▶ [Problems to work on]
1: Summarize the quilt forum thread in two sentences.
2: Pick up the quilt forum thread from the point where it stops.

▶ [Text provided]
========================
# My quilts



## mandidawn (Aug 11, 2006)

Hello!!
My sister is expecting her first baby, so I made these two quilts for her:





















the sheep one will have a green backing, while the bunnies will have a pink backing. Just wanted to share!

Mandi


----------



## Liese (Dec 12, 2005)

mandidawn said:


> Hello!!
> My sister is expecting her first baby, so I made these two quilts for her:
> 
> 
> ...


Naturally I love the sheep - that's appliqued right? Did you make up the sheep pattern yourself?


----------



## TC (Jun 22, 2005)

So pretty! I have that green fabric. I love the sheep applique too.


----------



## AngieM2 (May 10, 2002)

Those are so cute. 

You did really very well.
Thanks for sharing with us.

Angie


----------



## bopeep (Apr 2, 2007)

Those are really cute !!!!!
I love the applique toooo !!!!
You did a great job !!!!!
What a wonderful Aunt you are going to be!!!!!
bopeep


----------



## sancraft (Jun 7, 2002)

I love the log cabin with the heart in the center. Both of them are so cute.:goodjob:


----------



## Jan in CO (May 10, 2002)

Really adorable quilts! She'll cherish them, I'm sure! What did you use for the bunny tails? Jan in Co


----------



## mandidawn (Aug 11, 2006)

> Naturally I love the sheep - that's appliqued right? Did you make up the sheep pattern yourself?


yes, they are appliqued, my first true attempt at applique. I just bought a book at Jo-annes with the patterns in it. Not sure what it was called, but it had the sheep, bunny and a pony one. 



> What did you use for the bunny tails?


I hand stitched the tails, and just before I was done, I stuffed some batting in there to make it fluffy. I love the way it turned out and wish I would of thought of that with the sheep also.

thanks everyone!!
========================
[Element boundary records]
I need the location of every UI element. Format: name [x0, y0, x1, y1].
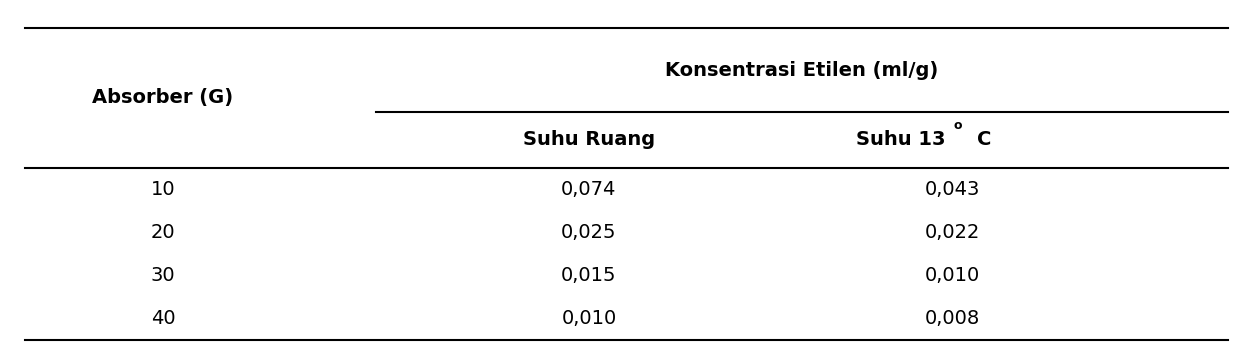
Text: 20: 20 — [150, 223, 175, 242]
Text: 0,043: 0,043 — [925, 180, 980, 199]
Text: 40: 40 — [150, 309, 175, 328]
Text: Suhu 13: Suhu 13 — [856, 131, 952, 149]
Text: 0,074: 0,074 — [561, 180, 616, 199]
Text: 0,025: 0,025 — [561, 223, 616, 242]
Text: Absorber (G): Absorber (G) — [93, 89, 233, 107]
Text: 0,010: 0,010 — [561, 309, 616, 328]
Text: 0,008: 0,008 — [925, 309, 980, 328]
Text: o: o — [954, 119, 962, 133]
Text: Konsentrasi Etilen (ml/g): Konsentrasi Etilen (ml/g) — [665, 61, 938, 79]
Text: Suhu Ruang: Suhu Ruang — [523, 131, 655, 149]
Text: C: C — [977, 131, 991, 149]
Text: 0,015: 0,015 — [561, 266, 616, 285]
Text: 30: 30 — [150, 266, 175, 285]
Text: 10: 10 — [150, 180, 175, 199]
Text: 0,010: 0,010 — [925, 266, 980, 285]
Text: 0,022: 0,022 — [925, 223, 980, 242]
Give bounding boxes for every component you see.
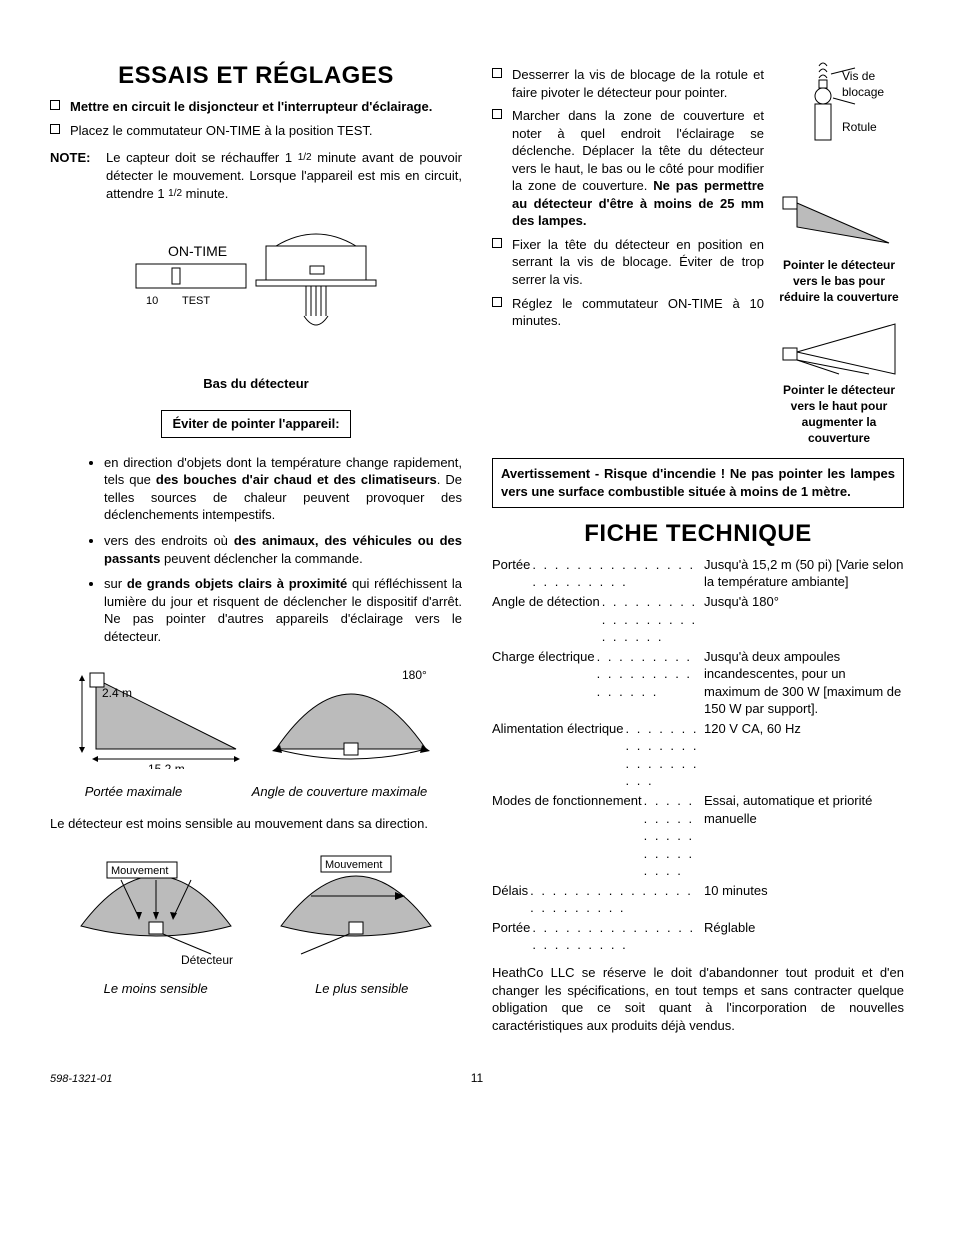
checkbox-icon <box>50 100 60 110</box>
left-column: ESSAIS ET RÉGLAGES Mettre en circuit le … <box>50 60 462 1044</box>
fig-point-down: Pointer le détecteur vers le bas pour ré… <box>774 193 904 306</box>
cb-loosen: Desserrer la vis de blocage de la rotule… <box>492 66 764 101</box>
ontime-10-svg: 10 <box>146 295 158 307</box>
cb-tighten: Fixer la tête du détecteur en position e… <box>492 236 764 289</box>
checkbox-icon <box>492 297 502 307</box>
warning-box: Avertissement - Risque d'incendie ! Ne p… <box>492 458 904 507</box>
checkbox-icon <box>492 238 502 248</box>
spec-table: PortéeJusqu'à 15,2 m (50 pi) [Varie selo… <box>492 556 904 954</box>
list-item: vers des endroits où des animaux, des vé… <box>104 532 462 567</box>
disclaimer: HeathCo LLC se réserve le doit d'abandon… <box>492 964 904 1034</box>
sensitivity-diagram: Mouvement Détecteur Mouvement <box>50 846 462 966</box>
note: NOTE: Le capteur doit se réchauffer 1 1/… <box>50 149 462 202</box>
page-number: 11 <box>471 1070 483 1086</box>
spec-row: Angle de détectionJusqu'à 180° <box>492 593 904 646</box>
range-w-svg: 15,2 m <box>148 762 185 769</box>
list-item: en direction d'objets dont la températur… <box>104 454 462 524</box>
cb-circuit: Mettre en circuit le disjoncteur et l'in… <box>50 98 462 116</box>
checkbox-icon <box>492 109 502 119</box>
sensitivity-text: Le détecteur est moins sensible au mouve… <box>50 815 462 833</box>
title-essais: ESSAIS ET RÉGLAGES <box>50 60 462 92</box>
spec-row: Délais10 minutes <box>492 882 904 917</box>
spec-row: Alimentation électrique120 V CA, 60 Hz <box>492 720 904 790</box>
caption-angle: Angle de couverture maximale <box>252 783 428 801</box>
spec-row: PortéeRéglable <box>492 919 904 954</box>
cb-ontime-test: Placez le commutateur ON-TIME à la posit… <box>50 122 462 140</box>
motion-label-1: Mouvement <box>111 865 168 877</box>
title-fiche: FICHE TECHNIQUE <box>492 518 904 550</box>
cb-set-10: Réglez le commutateur ON-TIME à 10 minut… <box>492 295 764 330</box>
cb-walk: Marcher dans la zone de couverture et no… <box>492 107 764 230</box>
footer: 598-1321-01 11 <box>50 1070 904 1087</box>
caption-range: Portée maximale <box>85 783 183 801</box>
caption-more: Le plus sensible <box>315 980 408 998</box>
spec-row: Charge électriqueJusqu'à deux ampoules i… <box>492 648 904 718</box>
list-item: sur de grands objets clairs à proximité … <box>104 575 462 645</box>
spec-row: PortéeJusqu'à 15,2 m (50 pi) [Varie selo… <box>492 556 904 591</box>
right-column: Vis de blocage Rotule Pointer le détecte… <box>492 60 904 1044</box>
right-figures: Vis de blocage Rotule Pointer le détecte… <box>774 60 904 458</box>
fig-point-up: Pointer le détecteur vers le haut pour a… <box>774 318 904 447</box>
range-h-svg: 2.4 m <box>102 686 132 700</box>
doc-code: 598-1321-01 <box>50 1073 112 1085</box>
range-angle-diagram: 2.4 m 15,2 m 180° <box>50 659 462 769</box>
ontime-label-svg: ON-TIME <box>168 243 227 259</box>
detector-label-svg: Détecteur <box>181 953 233 966</box>
spec-row: Modes de fonctionnementEssai, automatiqu… <box>492 792 904 880</box>
checkbox-icon <box>492 68 502 78</box>
bottom-detector-label: Bas du détecteur <box>50 375 462 393</box>
motion-label-2: Mouvement <box>325 859 382 871</box>
avoid-list: en direction d'objets dont la températur… <box>64 454 462 645</box>
angle-180-svg: 180° <box>402 668 427 682</box>
ontime-diagram: ON-TIME 10 TEST <box>50 216 462 361</box>
ontime-test-svg: TEST <box>182 295 210 307</box>
avoid-pointer-box: Éviter de pointer l'appareil: <box>161 410 350 438</box>
checkbox-icon <box>50 124 60 134</box>
caption-less: Le moins sensible <box>104 980 208 998</box>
========================
▶ [Results]
1: A quilter made two baby quilts, one with sheep and one with bunnies, for a sister expecting her first baby, and other forum members praised them. Answering their questions, the maker said the quilts were a first real attempt at applique using patterns from a book bought at Jo-annes, and that the bunny tails were hand stitched and stuffed with batting to make them fluffy.

2:
----------



## Liese (Dec 12, 2005)

If you want the sheep puffy why not do it as trapunto - you don't have the back on yet right? If not just make a little slit in the back and then stitch closed.

I think you did a beautiful job, especially for the first time.


----------



## peacebaker (Dec 30, 2005)

Nice job, they are so cute! Perfect for springtime


----------



## mandidawn (Aug 11, 2006)

> If you want the sheep puffy why not do it as trapunto - you don't have the back on yet right


I have the backs put on, just didn't when I took the picture. They are not finished *quilted* yet though.

what is "trapunto"? I've never heard that word before. Now I'm curious.


----------



## CJ (May 10, 2002)

Those are wonderful, some of the cutest baby quilts I've seen!


----------



## organicsoapgal (Mar 4, 2008)

I love love love the sheep quilt. It is too cute.


----------



## Peacock (Apr 12, 2006)

So cute! Good work!

I'm going to make some for two friends who are expecting -- I doubt if they'll be as cute as yours. I'm not quite ready for applique.


----------



## PETSNEGGS (Oct 7, 2005)

they are so darn cute...


----------



## Miz Mary (Feb 15, 2003)

Thoes Are Really Put Together Well !!! Love Them !!!!!


----------



## Liese (Dec 12, 2005)

trapunto is done with 2 layers of cloth - like your applique there and on the back side you cut a small slit in the back fabric, slide in some stuffing and then close up the slit by sewing by hand from one side of the slit to the other. Seems to me it was quite popular back in the '80's - lots of pillows done like that. I'm sure there must be info on the internet about it tho.


----------



## MTgirl (Dec 7, 2007)

cute, cute, cute!!!


----------



## MoCrafter (May 19, 2004)

These quilts are so cute. Your sister is going to love them. You did a marvelous job on them.
Winona


----------



## Ravenlost (Jul 20, 2004)

Those are adorable!


----------



## Maura (Jun 6, 2004)

Those are so fresh and pretty!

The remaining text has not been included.